**SOURCE TEXT**
--------------------------------------------------

Roger Ailes, in service of Reagan/Bush (communications director). James Carville/Paul Begala, Clinton.
posted by stupidsexyFlanders at 4:13 AM on November 9, 2004


perhaps it's giving him way too much credit, but the first name that popped into my head was Niccolo Machiavelli.
posted by crunchland at 4:42 AM on November 9, 2004


Rasputin.
posted by Mo Nickels at 5:38 AM on November 9, 2004


R. Daneel Olivaw.
posted by mr_crash_davis at 5:49 AM on November 9, 2004


Two common names that are given are Gen. Patton (for his drive and need to win) and Bobby Fischer (for his ability to "see the whole board").
posted by NotMyselfRightNow at 5:51 AM on November 9, 2004


Cardinal Richelieu.
posted by zadcat at 5:52 AM on November 9, 2004


James Bond
posted by repoman at 6:06 AM on November 9, 2004


Boss Tweed
posted by briank at 6:09 AM on November 9, 2004


mmmmmSatan?
posted by contessa at 6:14 AM on November 9, 2004


Lee Atwater.

And if a few thousand votes had been different in Ohio, everyone would be sneering that his concentrate-on-the-base strategy was dopey and flawed.
posted by CunningLinguist at 6:23 AM on November 9, 2004


P.T. Barnum
posted by whatnot at 6:52 AM on November 9, 2004


Professor Moriarty, the Napoleon of Crime.
posted by Hildago at 7:13 AM on November 9, 2004


Karl Rove is a rank amateur compared to the likes of Lee Atwater and even Atwater cannot compare to the likes of Machiavelli, Tallyrand and Johnson. Rove is shrewd and has a good feel for the non-urban population, but his accomplishments in this election are highly overrated.
posted by caddis at 7:13 AM on November 9, 2004


The closest historical analog I can think of is a guy whose name I can't recall or retrieve with my weak-assed Google skilz.

But my ever useless memory recalls that this advisor to Harry S Truman crafted the political strategy that enabled President Truman to win in 1948, after polling at 36% earlier that year. And he did it despite not one but two "third-party" challenges directly siphoning off Democratic votes, and without a national calamity or war.
posted by mojohand at 7:15 AM on November 9, 2004


Tony Randall.
posted by John Kenneth Fisher at 7:26 AM on November 9, 2004


i'm surprised no-one has mentioned (that i can see) the equivalent for the uk labour party - that shouty chap and mandy. you might even stretch things to include blair himself (not that i think he's evil - he's a succesful political pragmatist).

--------------------------------------------------

**SOURCE MATERIAL**
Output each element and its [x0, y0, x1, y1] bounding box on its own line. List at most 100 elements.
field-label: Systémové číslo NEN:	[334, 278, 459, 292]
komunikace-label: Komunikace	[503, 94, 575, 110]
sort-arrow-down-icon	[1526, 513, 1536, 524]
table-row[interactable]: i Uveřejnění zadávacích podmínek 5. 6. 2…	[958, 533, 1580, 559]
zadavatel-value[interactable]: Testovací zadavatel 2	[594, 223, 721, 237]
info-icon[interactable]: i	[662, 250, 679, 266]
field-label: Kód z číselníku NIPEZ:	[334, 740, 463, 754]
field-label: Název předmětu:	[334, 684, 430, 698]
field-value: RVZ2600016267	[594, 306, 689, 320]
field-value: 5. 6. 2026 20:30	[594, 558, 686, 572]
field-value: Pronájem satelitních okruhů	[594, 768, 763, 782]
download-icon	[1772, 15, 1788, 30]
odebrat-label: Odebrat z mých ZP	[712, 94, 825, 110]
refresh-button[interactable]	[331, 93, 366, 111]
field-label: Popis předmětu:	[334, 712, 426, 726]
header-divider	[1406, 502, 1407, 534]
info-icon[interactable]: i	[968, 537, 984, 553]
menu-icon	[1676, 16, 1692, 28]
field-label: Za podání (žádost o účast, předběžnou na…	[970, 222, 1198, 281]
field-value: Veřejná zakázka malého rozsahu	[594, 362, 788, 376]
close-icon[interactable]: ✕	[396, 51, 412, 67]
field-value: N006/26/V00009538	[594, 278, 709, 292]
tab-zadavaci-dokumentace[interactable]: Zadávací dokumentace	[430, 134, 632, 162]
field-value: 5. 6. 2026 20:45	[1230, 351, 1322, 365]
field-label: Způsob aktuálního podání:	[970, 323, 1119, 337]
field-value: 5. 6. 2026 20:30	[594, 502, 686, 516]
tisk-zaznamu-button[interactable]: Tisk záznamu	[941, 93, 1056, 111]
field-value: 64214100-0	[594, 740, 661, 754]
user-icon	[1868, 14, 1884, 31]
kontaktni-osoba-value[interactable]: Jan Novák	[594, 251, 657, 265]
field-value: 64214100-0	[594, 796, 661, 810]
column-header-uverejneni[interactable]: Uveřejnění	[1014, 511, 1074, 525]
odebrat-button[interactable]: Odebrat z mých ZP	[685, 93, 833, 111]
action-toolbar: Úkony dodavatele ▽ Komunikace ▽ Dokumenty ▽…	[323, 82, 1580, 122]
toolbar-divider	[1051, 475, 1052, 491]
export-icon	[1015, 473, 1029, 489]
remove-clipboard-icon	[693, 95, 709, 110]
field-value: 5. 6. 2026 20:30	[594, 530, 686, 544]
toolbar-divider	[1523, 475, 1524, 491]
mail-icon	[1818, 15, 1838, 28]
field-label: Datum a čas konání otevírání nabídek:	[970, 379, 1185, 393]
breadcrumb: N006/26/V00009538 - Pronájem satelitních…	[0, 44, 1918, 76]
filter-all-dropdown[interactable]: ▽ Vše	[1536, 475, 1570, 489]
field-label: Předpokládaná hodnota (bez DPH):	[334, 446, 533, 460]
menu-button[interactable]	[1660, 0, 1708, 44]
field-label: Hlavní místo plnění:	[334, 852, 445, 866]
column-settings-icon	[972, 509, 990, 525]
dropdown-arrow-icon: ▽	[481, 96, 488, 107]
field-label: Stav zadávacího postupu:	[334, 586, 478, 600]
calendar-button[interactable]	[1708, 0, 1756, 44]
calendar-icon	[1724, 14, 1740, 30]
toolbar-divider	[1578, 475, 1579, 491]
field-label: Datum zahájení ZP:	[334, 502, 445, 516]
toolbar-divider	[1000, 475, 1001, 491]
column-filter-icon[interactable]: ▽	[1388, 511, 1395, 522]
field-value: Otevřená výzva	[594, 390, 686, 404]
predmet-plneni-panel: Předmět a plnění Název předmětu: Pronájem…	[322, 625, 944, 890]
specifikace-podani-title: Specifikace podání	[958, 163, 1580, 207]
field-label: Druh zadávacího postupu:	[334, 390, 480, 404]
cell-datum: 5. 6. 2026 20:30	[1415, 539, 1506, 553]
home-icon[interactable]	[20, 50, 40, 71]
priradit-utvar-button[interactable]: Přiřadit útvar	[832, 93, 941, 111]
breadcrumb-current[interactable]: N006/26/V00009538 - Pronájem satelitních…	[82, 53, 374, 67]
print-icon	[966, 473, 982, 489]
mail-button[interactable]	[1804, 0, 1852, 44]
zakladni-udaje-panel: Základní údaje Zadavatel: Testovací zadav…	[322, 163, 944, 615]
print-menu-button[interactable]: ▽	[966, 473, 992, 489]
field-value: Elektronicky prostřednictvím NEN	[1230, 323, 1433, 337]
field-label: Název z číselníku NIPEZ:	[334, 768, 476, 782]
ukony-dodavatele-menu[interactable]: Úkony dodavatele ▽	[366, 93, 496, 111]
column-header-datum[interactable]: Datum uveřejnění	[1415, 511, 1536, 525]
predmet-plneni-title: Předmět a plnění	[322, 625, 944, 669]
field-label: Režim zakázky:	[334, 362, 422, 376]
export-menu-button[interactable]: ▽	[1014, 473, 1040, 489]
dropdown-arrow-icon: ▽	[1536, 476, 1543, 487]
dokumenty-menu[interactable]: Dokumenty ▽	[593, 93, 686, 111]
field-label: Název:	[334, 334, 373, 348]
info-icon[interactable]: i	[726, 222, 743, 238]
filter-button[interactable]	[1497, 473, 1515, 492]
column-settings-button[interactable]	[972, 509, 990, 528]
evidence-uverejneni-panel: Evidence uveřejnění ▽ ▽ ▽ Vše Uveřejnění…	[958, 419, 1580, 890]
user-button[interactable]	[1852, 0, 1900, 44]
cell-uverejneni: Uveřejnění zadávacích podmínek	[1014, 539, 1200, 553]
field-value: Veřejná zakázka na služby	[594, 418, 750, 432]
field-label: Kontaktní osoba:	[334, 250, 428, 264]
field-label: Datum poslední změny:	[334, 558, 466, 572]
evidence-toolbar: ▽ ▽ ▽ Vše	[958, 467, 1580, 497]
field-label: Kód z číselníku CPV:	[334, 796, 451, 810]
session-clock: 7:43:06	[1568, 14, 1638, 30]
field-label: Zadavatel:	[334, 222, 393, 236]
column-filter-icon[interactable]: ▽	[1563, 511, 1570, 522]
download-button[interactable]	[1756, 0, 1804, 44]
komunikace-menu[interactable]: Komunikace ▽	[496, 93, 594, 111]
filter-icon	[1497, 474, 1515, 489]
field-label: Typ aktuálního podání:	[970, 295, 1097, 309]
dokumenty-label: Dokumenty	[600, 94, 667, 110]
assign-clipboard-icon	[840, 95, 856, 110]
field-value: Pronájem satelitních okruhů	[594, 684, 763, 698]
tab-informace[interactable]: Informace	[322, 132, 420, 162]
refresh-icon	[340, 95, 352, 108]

--------------------------------------------------

**ACTIVITY 1**
In the comment thread, what percentage was President Truman polling at earlier in 1948?
**ACTIVITY 2**
Continue the comment thread on political strategists from the point where it stops.

**WRITTEN REPLY 1**
36%

**WRITTEN REPLY 2**
posted by andrew cooke at 7:40 AM on November 9, 2004


A Machiavel like that is truly without peer.
posted by kenko at 7:49 AM on November 9, 2004


On the political power deals leading to and during WW2, I read Mosley's On Borrowed Time and Shirer's The Rise and Fall of the Third Reich.

The frighteningly easy way the two world powers were duped into believing Germany was powerful at the eve of WW2, indeed reeked of "cunning intellect and political expertise".
posted by ruelle at 8:28 AM on November 9, 2004


My friend who works at the Pentagon was musing over this very question the other night. He says either Richelieu or Dr. Strangelove.
posted by scody at 8:45 AM on November 9, 2004


He likes to compare himself to Mark Hanna, McKinley's advisor.
posted by stopgap at 9:21 AM on November 9, 2004


maybe there's something to that: Newspapers caricatured McKinley as a little boy led around by "Nursie" Hanna, the representative of the trusts. (and another manufactured war, too!)
posted by amberglow at 9:54 AM on November 9, 2004


mojohand, Clark Clifford is generally given credit for fashioning Truman's election in 1948. Is he of whom you think?
posted by joaquim at 10:45 AM on November 9, 2004


Lenin, then Trotsky, then Stalin?

Lots of cunning political manouevering (and, admittedly, backhanded killing) there.
posted by dazed_one at 11:08 AM on November 9, 2004


Joaquim, Clark Clifford was President Truman's political consigliere, but the guy I was thinking of was the now forgotten (especially by me) James H. Rowe, his assistant and drafter of a lengthy memo presented to HST by Clifford and followed exactly by the campaign.